§ **SOURCE TEXT**
···

Sluggishness in the latest core inflation measure helped ease markets’ fears and brought mortgage rates down, Freddie Mac and Bankrate.com reported today in their weekly surveys.
Freddie Mac reported that the 30-year fixed-rate mortgage fell to an average 6.17 percent from 6.22 percent last week, and the 15-year fixed rate dipped from 5.9 percent to 5.89 percent. Points, which are fees lenders charge for loan processing expressed as a percent of the loan, averaged 0.5 on the 30- and 15-year loans.
Costs on adjustable-rate mortgages (ARMs) eased as well this week, as the five-year Treasury-indexed hybrid ARM sank to an average 5.92 percent from last week’s 5.93 percent and the one-year Treasury-indexed ARM dropped from 5.47 percent to 5.45 percent. Points on these loans averaged 0.6 percent and 0.7 percent, respectively.
“Mortgage rates slipped following the latest reports of moderation in inflation rates from the core producer price and consumer price indexes,” Frank Nothaft, Freddie Mac vice president and chief economist, said in a statement. “Excluding food and energy, the core inflation rate for consumer prices rose 2.5 percent year-over-year, the smallest annual growth since May 2006. This helped calm markets and brought mortgage rates down.

···

§ **GIVEN DATA**
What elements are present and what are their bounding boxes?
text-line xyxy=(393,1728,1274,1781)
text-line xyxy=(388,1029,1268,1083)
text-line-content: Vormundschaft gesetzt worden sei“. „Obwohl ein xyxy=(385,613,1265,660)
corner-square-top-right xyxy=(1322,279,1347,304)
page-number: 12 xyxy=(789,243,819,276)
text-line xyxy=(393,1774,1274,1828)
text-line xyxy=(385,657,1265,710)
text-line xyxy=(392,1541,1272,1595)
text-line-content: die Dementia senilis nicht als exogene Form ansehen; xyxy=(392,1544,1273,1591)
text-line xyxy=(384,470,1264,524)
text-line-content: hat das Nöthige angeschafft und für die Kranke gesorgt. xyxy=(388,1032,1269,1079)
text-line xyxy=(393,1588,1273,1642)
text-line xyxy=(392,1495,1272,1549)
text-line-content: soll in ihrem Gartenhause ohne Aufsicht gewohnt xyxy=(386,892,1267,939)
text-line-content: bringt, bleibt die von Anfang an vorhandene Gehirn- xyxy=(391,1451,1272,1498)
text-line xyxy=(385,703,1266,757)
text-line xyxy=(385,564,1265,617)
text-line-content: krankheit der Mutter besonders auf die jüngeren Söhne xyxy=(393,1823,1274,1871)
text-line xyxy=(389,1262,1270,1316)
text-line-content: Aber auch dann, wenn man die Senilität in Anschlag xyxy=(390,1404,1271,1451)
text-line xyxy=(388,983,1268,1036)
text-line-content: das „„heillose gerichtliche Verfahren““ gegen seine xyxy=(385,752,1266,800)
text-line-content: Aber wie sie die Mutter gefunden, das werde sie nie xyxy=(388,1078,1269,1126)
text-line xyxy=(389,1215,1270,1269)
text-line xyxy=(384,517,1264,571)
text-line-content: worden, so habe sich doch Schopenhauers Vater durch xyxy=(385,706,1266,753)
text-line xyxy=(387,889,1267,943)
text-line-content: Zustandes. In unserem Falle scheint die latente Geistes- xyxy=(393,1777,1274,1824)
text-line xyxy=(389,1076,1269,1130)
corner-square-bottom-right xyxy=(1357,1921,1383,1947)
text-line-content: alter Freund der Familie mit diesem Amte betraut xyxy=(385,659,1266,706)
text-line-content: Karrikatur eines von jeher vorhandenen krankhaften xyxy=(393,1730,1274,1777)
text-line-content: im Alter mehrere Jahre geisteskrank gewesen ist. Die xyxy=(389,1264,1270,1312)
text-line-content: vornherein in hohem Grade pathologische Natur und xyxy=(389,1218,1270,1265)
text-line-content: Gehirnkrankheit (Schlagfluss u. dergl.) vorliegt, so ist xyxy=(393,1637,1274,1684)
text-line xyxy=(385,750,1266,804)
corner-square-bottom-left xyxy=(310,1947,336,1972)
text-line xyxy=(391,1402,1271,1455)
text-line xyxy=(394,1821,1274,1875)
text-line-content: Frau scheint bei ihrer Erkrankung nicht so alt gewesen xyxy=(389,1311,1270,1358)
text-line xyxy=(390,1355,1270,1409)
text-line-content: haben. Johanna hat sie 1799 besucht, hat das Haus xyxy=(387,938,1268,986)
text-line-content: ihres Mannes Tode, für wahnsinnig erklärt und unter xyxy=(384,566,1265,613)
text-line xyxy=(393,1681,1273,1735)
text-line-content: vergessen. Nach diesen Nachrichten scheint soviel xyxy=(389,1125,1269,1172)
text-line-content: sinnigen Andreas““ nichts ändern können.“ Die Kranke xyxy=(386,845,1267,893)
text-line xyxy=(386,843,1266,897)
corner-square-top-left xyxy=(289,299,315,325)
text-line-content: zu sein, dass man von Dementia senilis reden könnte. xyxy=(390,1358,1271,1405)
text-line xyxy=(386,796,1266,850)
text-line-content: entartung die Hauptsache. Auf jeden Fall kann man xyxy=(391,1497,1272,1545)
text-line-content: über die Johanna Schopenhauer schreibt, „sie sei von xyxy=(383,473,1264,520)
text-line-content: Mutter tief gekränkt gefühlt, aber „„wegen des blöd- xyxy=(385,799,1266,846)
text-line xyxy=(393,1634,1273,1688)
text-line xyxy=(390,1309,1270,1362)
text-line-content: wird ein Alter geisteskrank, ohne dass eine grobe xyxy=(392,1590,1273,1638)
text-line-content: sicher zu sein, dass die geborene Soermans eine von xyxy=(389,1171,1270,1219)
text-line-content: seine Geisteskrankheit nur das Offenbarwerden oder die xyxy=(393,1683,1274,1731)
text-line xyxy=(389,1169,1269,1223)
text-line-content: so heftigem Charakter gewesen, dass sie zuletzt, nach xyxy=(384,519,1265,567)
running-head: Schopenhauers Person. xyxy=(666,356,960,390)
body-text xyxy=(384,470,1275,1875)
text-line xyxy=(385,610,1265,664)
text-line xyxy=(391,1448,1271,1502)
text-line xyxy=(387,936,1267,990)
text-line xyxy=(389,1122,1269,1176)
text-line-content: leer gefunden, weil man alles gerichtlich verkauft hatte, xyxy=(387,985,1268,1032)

···

§ **SHORT TASK**
Copy the mortgage-rate report from "Sluggishness in the" through "0.7 percent, respectively.", swapping "adjustable-rate mortgages" for "variable-rate mortgages".

§ **FULL RESPONSE**
Sluggishness in the latest core inflation measure helped ease markets’ fears and brought mortgage rates down, Freddie Mac and Bankrate.com reported today in their weekly surveys.
Freddie Mac reported that the 30-year fixed-rate mortgage fell to an average 6.17 percent from 6.22 percent last week, and the 15-year fixed rate dipped from 5.9 percent to 5.89 percent. Points, which are fees lenders charge for loan processing expressed as a percent of the loan, averaged 0.5 on the 30- and 15-year loans.
Costs on variable-rate mortgages (ARMs) eased as well this week, as the five-year Treasury-indexed hybrid ARM sank to an average 5.92 percent from last week’s 5.93 percent and the one-year Treasury-indexed ARM dropped from 5.47 percent to 5.45 percent. Points on these loans averaged 0.6 percent and 0.7 percent, respectively.